## EXERCISE INSTRUCTIONS
Leave out the pictures and copy every record exactly.

## TASK MATERIAL
** BEGIN **

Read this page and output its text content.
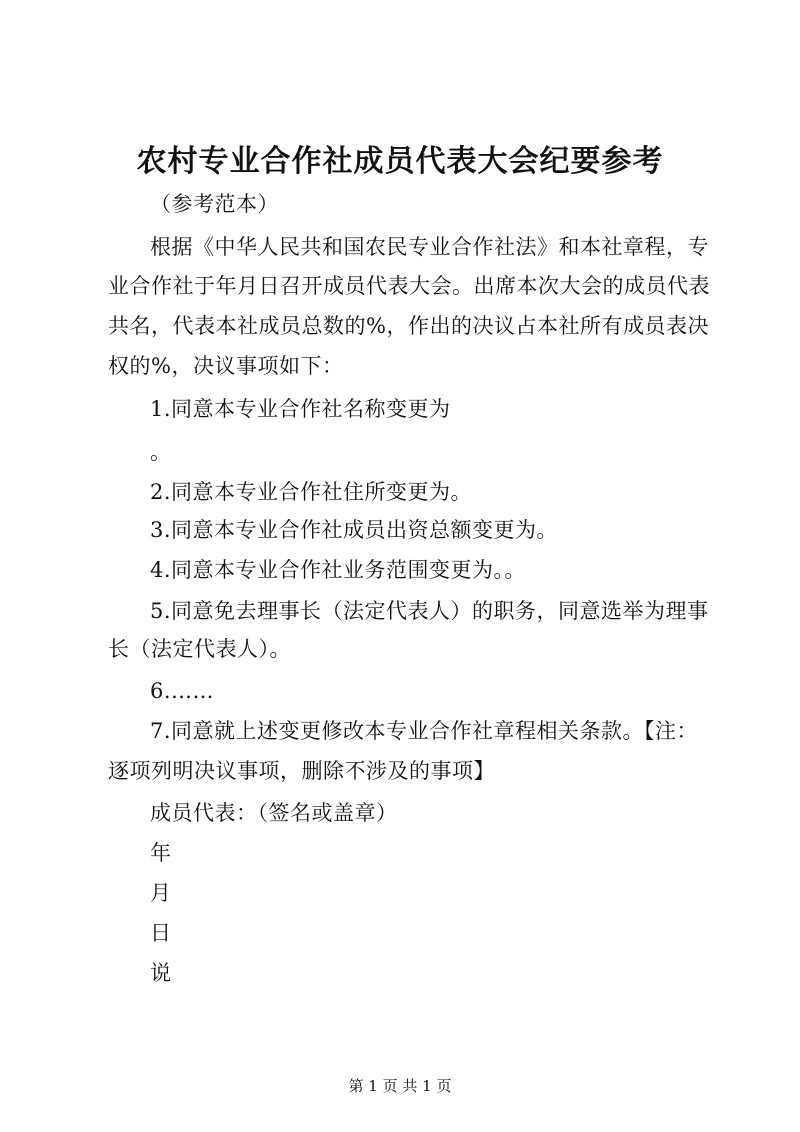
农村专业合作社成员代表大会纪要参考
（参考范本）
根据《中华人民共和国农民专业合作社法》和本社章程，专
业合作社于年月日召开成员代表大会。出席本次大会的成员代表
共名，代表本社成员总数的%，作出的决议占本社所有成员表决
权的%，决议事项如下：
1.同意本专业合作社名称变更为
。
2.同意本专业合作社住所变更为。
3.同意本专业合作社成员出资总额变更为。
4.同意本专业合作社业务范围变更为。。
5.同意免去理事长（法定代表人）的职务，同意选举为理事
长（法定代表人）。
6.……
7.同意就上述变更修改本专业合作社章程相关条款。【注：
逐项列明决议事项，删除不涉及的事项】
成员代表：（签名或盖章）
年
月
日
说
第 1 页 共 1 页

** END **

## EXPECTED ANSWER
Read this page and output its text content.
农村专业合作社成员代表大会纪要参考
（参考范本）
根据《中华人民共和国农民专业合作社法》和本社章程，专
业合作社于年月日召开成员代表大会。出席本次大会的成员代表
共名，代表本社成员总数的%，作出的决议占本社所有成员表决
权的%，决议事项如下：
1.同意本专业合作社名称变更为
。
2.同意本专业合作社住所变更为。
3.同意本专业合作社成员出资总额变更为。
4.同意本专业合作社业务范围变更为。。
5.同意免去理事长（法定代表人）的职务，同意选举为理事
长（法定代表人）。
6.……
7.同意就上述变更修改本专业合作社章程相关条款。【注：
逐项列明决议事项，删除不涉及的事项】
成员代表：（签名或盖章）
年
月
日
说
第 1 页 共 1 页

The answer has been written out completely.